== Your task ==
Write out the records below once more, exactly as they stand.

Items listed in a dataset:
-- -- --

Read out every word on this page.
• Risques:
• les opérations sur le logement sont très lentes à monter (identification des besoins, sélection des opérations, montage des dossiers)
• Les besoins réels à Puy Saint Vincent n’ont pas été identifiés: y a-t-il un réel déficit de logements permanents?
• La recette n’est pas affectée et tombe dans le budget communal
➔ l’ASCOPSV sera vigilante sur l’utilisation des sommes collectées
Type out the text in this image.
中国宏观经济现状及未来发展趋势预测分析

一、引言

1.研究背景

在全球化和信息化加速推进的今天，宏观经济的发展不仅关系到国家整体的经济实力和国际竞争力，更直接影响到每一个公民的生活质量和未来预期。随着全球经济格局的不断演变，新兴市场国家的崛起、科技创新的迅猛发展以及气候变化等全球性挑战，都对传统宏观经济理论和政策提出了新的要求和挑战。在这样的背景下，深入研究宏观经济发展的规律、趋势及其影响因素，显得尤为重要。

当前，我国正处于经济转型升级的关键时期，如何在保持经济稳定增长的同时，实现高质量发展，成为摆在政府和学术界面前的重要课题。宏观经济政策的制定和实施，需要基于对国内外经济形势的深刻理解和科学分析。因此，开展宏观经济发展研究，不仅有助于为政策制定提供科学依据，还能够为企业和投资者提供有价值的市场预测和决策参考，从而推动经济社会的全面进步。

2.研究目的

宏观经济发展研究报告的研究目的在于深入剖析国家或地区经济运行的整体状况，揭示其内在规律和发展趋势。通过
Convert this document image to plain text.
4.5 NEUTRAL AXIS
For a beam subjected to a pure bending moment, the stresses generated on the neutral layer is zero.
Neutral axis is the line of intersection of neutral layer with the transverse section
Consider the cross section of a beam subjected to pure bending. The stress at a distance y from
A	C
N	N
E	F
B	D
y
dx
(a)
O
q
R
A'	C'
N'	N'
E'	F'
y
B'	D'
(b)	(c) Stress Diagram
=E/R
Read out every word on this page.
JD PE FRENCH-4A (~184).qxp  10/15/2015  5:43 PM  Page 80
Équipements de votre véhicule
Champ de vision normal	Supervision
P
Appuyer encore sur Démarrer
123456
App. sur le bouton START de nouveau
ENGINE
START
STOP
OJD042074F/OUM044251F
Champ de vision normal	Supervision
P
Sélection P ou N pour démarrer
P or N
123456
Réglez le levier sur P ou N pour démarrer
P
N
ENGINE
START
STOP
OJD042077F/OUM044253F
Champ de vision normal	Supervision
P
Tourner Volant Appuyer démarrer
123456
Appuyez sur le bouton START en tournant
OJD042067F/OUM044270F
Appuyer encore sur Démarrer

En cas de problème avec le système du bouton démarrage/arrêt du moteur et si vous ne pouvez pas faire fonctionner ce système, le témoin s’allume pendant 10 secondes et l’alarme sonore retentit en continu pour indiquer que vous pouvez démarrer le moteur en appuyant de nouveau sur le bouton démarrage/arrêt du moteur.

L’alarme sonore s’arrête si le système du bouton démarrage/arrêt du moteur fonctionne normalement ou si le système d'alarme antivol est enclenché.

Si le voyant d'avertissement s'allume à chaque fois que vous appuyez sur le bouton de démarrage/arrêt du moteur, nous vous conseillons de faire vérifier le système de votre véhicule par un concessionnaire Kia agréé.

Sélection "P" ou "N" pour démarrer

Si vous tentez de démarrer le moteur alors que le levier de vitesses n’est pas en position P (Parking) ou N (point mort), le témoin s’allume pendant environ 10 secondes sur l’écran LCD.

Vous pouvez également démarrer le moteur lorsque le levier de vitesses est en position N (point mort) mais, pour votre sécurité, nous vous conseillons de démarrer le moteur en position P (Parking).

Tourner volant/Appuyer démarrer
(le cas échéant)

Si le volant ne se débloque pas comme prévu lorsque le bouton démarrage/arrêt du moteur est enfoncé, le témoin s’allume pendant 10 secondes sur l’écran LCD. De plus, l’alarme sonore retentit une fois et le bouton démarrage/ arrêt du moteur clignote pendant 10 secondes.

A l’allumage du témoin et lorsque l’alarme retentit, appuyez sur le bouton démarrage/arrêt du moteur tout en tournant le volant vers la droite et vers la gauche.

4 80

-- -- --

== In response ==
Read out every word on this page.
• Risques:
• les opérations sur le logement sont très lentes à monter (identification des besoins, sélection des opérations, montage des dossiers)
• Les besoins réels à Puy Saint Vincent n’ont pas été identifiés: y a-t-il un réel déficit de logements permanents?
• La recette n’est pas affectée et tombe dans le budget communal
➔ l’ASCOPSV sera vigilante sur l’utilisation des sommes collectées
Type out the text in this image.
中国宏观经济现状及未来发展趋势预测分析

一、引言

1.研究背景

在全球化和信息化加速推进的今天，宏观经济的发展不仅关系到国家整体的经济实力和国际竞争力，更直接影响到每一个公民的生活质量和未来预期。随着全球经济格局的不断演变，新兴市场国家的崛起、科技创新的迅猛发展以及气候变化等全球性挑战，都对传统宏观经济理论和政策提出了新的要求和挑战。在这样的背景下，深入研究宏观经济发展的规律、趋势及其影响因素，显得尤为重要。

当前，我国正处于经济转型升级的关键时期，如何在保持经济稳定增长的同时，实现高质量发展，成为摆在政府和学术界面前的重要课题。宏观经济政策的制定和实施，需要基于对国内外经济形势的深刻理解和科学分析。因此，开展宏观经济发展研究，不仅有助于为政策制定提供科学依据，还能够为企业和投资者提供有价值的市场预测和决策参考，从而推动经济社会的全面进步。

2.研究目的

宏观经济发展研究报告的研究目的在于深入剖析国家或地区经济运行的整体状况，揭示其内在规律和发展趋势。通过
Convert this document image to plain text.
4.5 NEUTRAL AXIS
For a beam subjected to a pure bending moment, the stresses generated on the neutral layer is zero.
Neutral axis is the line of intersection of neutral layer with the transverse section
Consider the cross section of a beam subjected to pure bending. The stress at a distance y from
A	C
N	N
E	F
B	D
y
dx
(a)
O
q
R
A'	C'
N'	N'
E'	F'
y
B'	D'
(b)	(c) Stress Diagram
=E/R
Read out every word on this page.
JD PE FRENCH-4A (~184).qxp  10/15/2015  5:43 PM  Page 80
Équipements de votre véhicule
Champ de vision normal	Supervision
P
Appuyer encore sur Démarrer
123456
App. sur le bouton START de nouveau
ENGINE
START
STOP
OJD042074F/OUM044251F
Champ de vision normal	Supervision
P
Sélection P ou N pour démarrer
P or N
123456
Réglez le levier sur P ou N pour démarrer
P
N
ENGINE
START
STOP
OJD042077F/OUM044253F
Champ de vision normal	Supervision
P
Tourner Volant Appuyer démarrer
123456
Appuyez sur le bouton START en tournant
OJD042067F/OUM044270F
Appuyer encore sur Démarrer

En cas de problème avec le système du bouton démarrage/arrêt du moteur et si vous ne pouvez pas faire fonctionner ce système, le témoin s’allume pendant 10 secondes et l’alarme sonore retentit en continu pour indiquer que vous pouvez démarrer le moteur en appuyant de nouveau sur le bouton démarrage/arrêt du moteur.

L’alarme sonore s’arrête si le système du bouton démarrage/arrêt du moteur fonctionne normalement ou si le système d'alarme antivol est enclenché.

Si le voyant d'avertissement s'allume à chaque fois que vous appuyez sur le bouton de démarrage/arrêt du moteur, nous vous conseillons de faire vérifier le système de votre véhicule par un concessionnaire Kia agréé.

Sélection "P" ou "N" pour démarrer

Si vous tentez de démarrer le moteur alors que le levier de vitesses n’est pas en position P (Parking) ou N (point mort), le témoin s’allume pendant environ 10 secondes sur l’écran LCD.

Vous pouvez également démarrer le moteur lorsque le levier de vitesses est en position N (point mort) mais, pour votre sécurité, nous vous conseillons de démarrer le moteur en position P (Parking).

Tourner volant/Appuyer démarrer
(le cas échéant)

Si le volant ne se débloque pas comme prévu lorsque le bouton démarrage/arrêt du moteur est enfoncé, le témoin s’allume pendant 10 secondes sur l’écran LCD. De plus, l’alarme sonore retentit une fois et le bouton démarrage/ arrêt du moteur clignote pendant 10 secondes.

A l’allumage du témoin et lorsque l’alarme retentit, appuyez sur le bouton démarrage/arrêt du moteur tout en tournant le volant vers la droite et vers la gauche.

4 80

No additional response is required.